# Exercise directions
Render each line of the rows below as a JSON list of strings, with one string per line and no blank lines.

# Exercise materials
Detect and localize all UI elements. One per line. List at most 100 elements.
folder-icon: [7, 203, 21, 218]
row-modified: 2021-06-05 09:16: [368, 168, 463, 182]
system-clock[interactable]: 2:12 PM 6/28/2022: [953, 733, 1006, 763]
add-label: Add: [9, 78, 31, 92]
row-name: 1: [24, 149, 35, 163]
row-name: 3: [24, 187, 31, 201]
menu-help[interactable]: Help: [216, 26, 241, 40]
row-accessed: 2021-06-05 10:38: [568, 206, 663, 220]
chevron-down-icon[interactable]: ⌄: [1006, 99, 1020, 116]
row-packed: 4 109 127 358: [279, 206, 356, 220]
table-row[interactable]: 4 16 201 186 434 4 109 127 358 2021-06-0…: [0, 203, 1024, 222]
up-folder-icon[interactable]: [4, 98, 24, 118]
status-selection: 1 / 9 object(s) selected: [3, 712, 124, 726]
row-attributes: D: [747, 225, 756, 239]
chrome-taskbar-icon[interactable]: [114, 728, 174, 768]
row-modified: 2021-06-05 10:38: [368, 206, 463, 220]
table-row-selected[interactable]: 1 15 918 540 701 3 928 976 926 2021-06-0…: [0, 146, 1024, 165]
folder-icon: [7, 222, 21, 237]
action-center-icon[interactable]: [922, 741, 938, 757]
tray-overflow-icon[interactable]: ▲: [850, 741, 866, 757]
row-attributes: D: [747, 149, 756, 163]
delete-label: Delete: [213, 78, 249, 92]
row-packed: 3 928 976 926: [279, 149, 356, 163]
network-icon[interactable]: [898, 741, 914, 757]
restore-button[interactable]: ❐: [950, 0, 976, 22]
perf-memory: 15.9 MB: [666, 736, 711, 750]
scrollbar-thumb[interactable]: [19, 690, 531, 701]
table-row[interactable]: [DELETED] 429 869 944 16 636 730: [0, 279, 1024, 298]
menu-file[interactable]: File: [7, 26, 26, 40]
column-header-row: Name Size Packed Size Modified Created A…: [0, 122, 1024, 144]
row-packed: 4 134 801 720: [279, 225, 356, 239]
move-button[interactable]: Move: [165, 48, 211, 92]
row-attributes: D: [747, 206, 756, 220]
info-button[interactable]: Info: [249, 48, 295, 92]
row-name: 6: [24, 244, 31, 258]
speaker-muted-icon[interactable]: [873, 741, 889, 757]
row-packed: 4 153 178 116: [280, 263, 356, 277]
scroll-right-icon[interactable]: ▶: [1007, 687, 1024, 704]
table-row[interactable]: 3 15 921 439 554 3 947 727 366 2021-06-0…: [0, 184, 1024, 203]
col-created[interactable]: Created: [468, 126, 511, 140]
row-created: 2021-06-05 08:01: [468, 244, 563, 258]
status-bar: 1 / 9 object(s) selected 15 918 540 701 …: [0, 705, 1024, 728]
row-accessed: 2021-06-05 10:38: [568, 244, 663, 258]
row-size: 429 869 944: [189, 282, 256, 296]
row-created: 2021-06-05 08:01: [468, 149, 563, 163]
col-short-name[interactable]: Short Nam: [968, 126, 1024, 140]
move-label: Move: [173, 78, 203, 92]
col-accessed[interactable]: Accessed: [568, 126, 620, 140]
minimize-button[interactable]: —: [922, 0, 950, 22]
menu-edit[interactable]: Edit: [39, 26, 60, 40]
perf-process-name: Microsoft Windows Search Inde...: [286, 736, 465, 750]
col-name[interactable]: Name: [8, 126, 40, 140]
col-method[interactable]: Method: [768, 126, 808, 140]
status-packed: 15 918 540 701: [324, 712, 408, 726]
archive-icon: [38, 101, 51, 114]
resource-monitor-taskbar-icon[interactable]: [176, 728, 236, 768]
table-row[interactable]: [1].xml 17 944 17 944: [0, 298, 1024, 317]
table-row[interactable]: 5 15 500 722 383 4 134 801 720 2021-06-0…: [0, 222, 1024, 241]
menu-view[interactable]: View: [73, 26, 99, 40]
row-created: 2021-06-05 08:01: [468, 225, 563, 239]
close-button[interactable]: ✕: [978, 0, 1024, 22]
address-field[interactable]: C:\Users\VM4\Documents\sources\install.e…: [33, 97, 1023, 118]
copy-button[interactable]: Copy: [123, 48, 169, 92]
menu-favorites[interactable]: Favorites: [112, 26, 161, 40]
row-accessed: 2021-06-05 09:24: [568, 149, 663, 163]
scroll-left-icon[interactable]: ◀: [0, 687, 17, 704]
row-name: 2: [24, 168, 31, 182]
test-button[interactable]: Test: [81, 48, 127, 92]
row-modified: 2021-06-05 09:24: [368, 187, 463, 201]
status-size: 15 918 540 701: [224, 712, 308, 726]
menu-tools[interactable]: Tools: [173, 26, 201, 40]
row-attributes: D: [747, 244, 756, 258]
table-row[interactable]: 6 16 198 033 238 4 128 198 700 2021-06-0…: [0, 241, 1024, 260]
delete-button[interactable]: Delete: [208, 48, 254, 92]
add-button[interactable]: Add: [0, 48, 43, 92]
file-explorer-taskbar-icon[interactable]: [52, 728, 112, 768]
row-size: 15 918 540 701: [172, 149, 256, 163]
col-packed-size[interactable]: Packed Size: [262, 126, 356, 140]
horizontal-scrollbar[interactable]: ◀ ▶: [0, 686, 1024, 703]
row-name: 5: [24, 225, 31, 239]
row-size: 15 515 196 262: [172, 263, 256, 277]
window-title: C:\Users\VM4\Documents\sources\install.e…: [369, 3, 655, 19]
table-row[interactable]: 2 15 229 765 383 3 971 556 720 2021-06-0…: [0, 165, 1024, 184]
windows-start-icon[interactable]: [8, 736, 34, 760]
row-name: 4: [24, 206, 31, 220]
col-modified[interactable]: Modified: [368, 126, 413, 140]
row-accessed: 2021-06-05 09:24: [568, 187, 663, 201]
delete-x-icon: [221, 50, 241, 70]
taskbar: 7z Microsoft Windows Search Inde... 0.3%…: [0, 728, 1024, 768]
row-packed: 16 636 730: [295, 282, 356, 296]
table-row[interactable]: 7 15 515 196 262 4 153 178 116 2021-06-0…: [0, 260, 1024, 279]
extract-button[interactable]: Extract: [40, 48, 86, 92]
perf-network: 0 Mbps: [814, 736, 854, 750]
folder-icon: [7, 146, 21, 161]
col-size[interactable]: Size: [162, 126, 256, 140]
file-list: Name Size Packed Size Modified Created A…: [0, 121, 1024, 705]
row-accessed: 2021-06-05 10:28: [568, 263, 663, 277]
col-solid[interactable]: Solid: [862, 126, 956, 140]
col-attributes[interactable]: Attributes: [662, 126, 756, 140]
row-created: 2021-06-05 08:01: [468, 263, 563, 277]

# Output of the task
[
  "Detect and localize all UI elements. One per line. List at most 100 elements.",
  "folder-icon: [7, 203, 21, 218]",
  "row-modified: 2021-06-05 09:16: [368, 168, 463, 182]",
  "system-clock[interactable]: 2:12 PM 6/28/2022: [953, 733, 1006, 763]",
  "add-label: Add: [9, 78, 31, 92]",
  "row-name: 1: [24, 149, 35, 163]",
  "row-name: 3: [24, 187, 31, 201]",
  "menu-help[interactable]: Help: [216, 26, 241, 40]",
  "row-accessed: 2021-06-05 10:38: [568, 206, 663, 220]",
  "chevron-down-icon[interactable]: ⌄: [1006, 99, 1020, 116]",
  "row-packed: 4 109 127 358: [279, 206, 356, 220]",
  "table-row[interactable]: 4 16 201 186 434 4 109 127 358 2021-06-0…: [0, 203, 1024, 222]",
  "up-folder-icon[interactable]: [4, 98, 24, 118]",
  "status-selection: 1 / 9 object(s) selected: [3, 712, 124, 726]",
  "row-attributes: D: [747, 225, 756, 239]",
  "chrome-taskbar-icon[interactable]: [114, 728, 174, 768]",
  "row-modified: 2021-06-05 10:38: [368, 206, 463, 220]",
  "table-row-selected[interactable]: 1 15 918 540 701 3 928 976 926 2021-06-0…: [0, 146, 1024, 165]",
  "folder-icon: [7, 222, 21, 237]",
  "action-center-icon[interactable]: [922, 741, 938, 757]",
  "tray-overflow-icon[interactable]: ▲: [850, 741, 866, 757]",
  "row-attributes: D: [747, 149, 756, 163]",
  "delete-label: Delete: [213, 78, 249, 92]",
  "row-packed: 3 928 976 926: [279, 149, 356, 163]",
  "network-icon[interactable]: [898, 741, 914, 757]",
  "restore-button[interactable]: ❐: [950, 0, 976, 22]",
  "perf-memory: 15.9 MB: [666, 736, 711, 750]",
  "scrollbar-thumb[interactable]: [19, 690, 531, 701]",
  "table-row[interactable]: [DELETED] 429 869 944 16 636 730: [0, 279, 1024, 298]",
  "menu-file[interactable]: File: [7, 26, 26, 40]",
  "column-header-row: Name Size Packed Size Modified Created A…: [0, 122, 1024, 144]",
  "row-packed: 4 134 801 720: [279, 225, 356, 239]",
  "move-button[interactable]: Move: [165, 48, 211, 92]",
  "row-attributes: D: [747, 206, 756, 220]",
  "info-button[interactable]: Info: [249, 48, 295, 92]",
  "row-name: 6: [24, 244, 31, 258]",
  "speaker-muted-icon[interactable]: [873, 741, 889, 757]",
  "row-packed: 4 153 178 116: [280, 263, 356, 277]",
  "scroll-right-icon[interactable]: ▶: [1007, 687, 1024, 704]",
  "table-row[interactable]: 3 15 921 439 554 3 947 727 366 2021-06-0…: [0, 184, 1024, 203]",
  "col-created[interactable]: Created: [468, 126, 511, 140]",
  "row-created: 2021-06-05 08:01: [468, 244, 563, 258]",
  "status-bar: 1 / 9 object(s) selected 15 918 540 701 …: [0, 705, 1024, 728]",
  "row-accessed: 2021-06-05 10:38: [568, 244, 663, 258]",
  "row-size: 429 869 944: [189, 282, 256, 296]",
  "row-created: 2021-06-05 08:01: [468, 149, 563, 163]",
  "col-short-name[interactable]: Short Nam: [968, 126, 1024, 140]",
  "move-label: Move: [173, 78, 203, 92]",
  "col-accessed[interactable]: Accessed: [568, 126, 620, 140]",
  "minimize-button[interactable]: —: [922, 0, 950, 22]",
  "menu-edit[interactable]: Edit: [39, 26, 60, 40]",
  "perf-process-name: Microsoft Windows Search Inde...: [286, 736, 465, 750]",
  "col-name[interactable]: Name: [8, 126, 40, 140]",
  "col-method[interactable]: Method: [768, 126, 808, 140]",
  "status-packed: 15 918 540 701: [324, 712, 408, 726]",
  "archive-icon: [38, 101, 51, 114]",
  "resource-monitor-taskbar-icon[interactable]: [176, 728, 236, 768]",
  "table-row[interactable]: [1].xml 17 944 17 944: [0, 298, 1024, 317]",
  "table-row[interactable]: 5 15 500 722 383 4 134 801 720 2021-06-0…: [0, 222, 1024, 241]",
  "menu-view[interactable]: View: [73, 26, 99, 40]",
  "row-created: 2021-06-05 08:01: [468, 225, 563, 239]",
  "close-button[interactable]: ✕: [978, 0, 1024, 22]",
  "address-field[interactable]: C:\\Users\\VM4\\Documents\\sources\\install.e…: [33, 97, 1023, 118]",
  "copy-button[interactable]: Copy: [123, 48, 169, 92]",
  "menu-favorites[interactable]: Favorites: [112, 26, 161, 40]",
  "row-accessed: 2021-06-05 09:24: [568, 149, 663, 163]",
  "scroll-left-icon[interactable]: ◀: [0, 687, 17, 704]",
  "row-name: 2: [24, 168, 31, 182]",
  "test-button[interactable]: Test: [81, 48, 127, 92]",
  "row-modified: 2021-06-05 09:24: [368, 187, 463, 201]",
  "status-size: 15 918 540 701: [224, 712, 308, 726]",
  "menu-tools[interactable]: Tools: [173, 26, 201, 40]",
  "row-attributes: D: [747, 244, 756, 258]",
  "table-row[interactable]: 6 16 198 033 238 4 128 198 700 2021-06-0…: [0, 241, 1024, 260]",
  "delete-button[interactable]: Delete: [208, 48, 254, 92]",
  "add-button[interactable]: Add: [0, 48, 43, 92]",
  "file-explorer-taskbar-icon[interactable]: [52, 728, 112, 768]",
  "row-size: 15 918 540 701: [172, 149, 256, 163]",
  "col-packed-size[interactable]: Packed Size: [262, 126, 356, 140]",
  "horizontal-scrollbar[interactable]: ◀ ▶: [0, 686, 1024, 703]",
  "row-name: 5: [24, 225, 31, 239]",
  "row-size: 15 515 196 262: [172, 263, 256, 277]",
  "window-title: C:\\Users\\VM4\\Documents\\sources\\install.e…: [369, 3, 655, 19]",
  "table-row[interactable]: 2 15 229 765 383 3 971 556 720 2021-06-0…: [0, 165, 1024, 184]",
  "windows-start-icon[interactable]: [8, 736, 34, 760]",
  "row-name: 4: [24, 206, 31, 220]",
  "col-modified[interactable]: Modified: [368, 126, 413, 140]",
  "row-accessed: 2021-06-05 09:24: [568, 187, 663, 201]",
  "delete-x-icon: [221, 50, 241, 70]",
  "taskbar: 7z Microsoft Windows Search Inde... 0.3%…: [0, 728, 1024, 768]",
  "row-packed: 16 636 730: [295, 282, 356, 296]",
  "table-row[interactable]: 7 15 515 196 262 4 153 178 116 2021-06-0…: [0, 260, 1024, 279]",
  "extract-button[interactable]: Extract: [40, 48, 86, 92]",
  "perf-network: 0 Mbps: [814, 736, 854, 750]",
  "folder-icon: [7, 146, 21, 161]",
  "col-size[interactable]: Size: [162, 126, 256, 140]",
  "file-list: Name Size Packed Size Modified Created A…: [0, 121, 1024, 705]",
  "row-accessed: 2021-06-05 10:28: [568, 263, 663, 277]",
  "col-solid[interactable]: Solid: [862, 126, 956, 140]",
  "col-attributes[interactable]: Attributes: [662, 126, 756, 140]",
  "row-created: 2021-06-05 08:01: [468, 263, 563, 277]"
]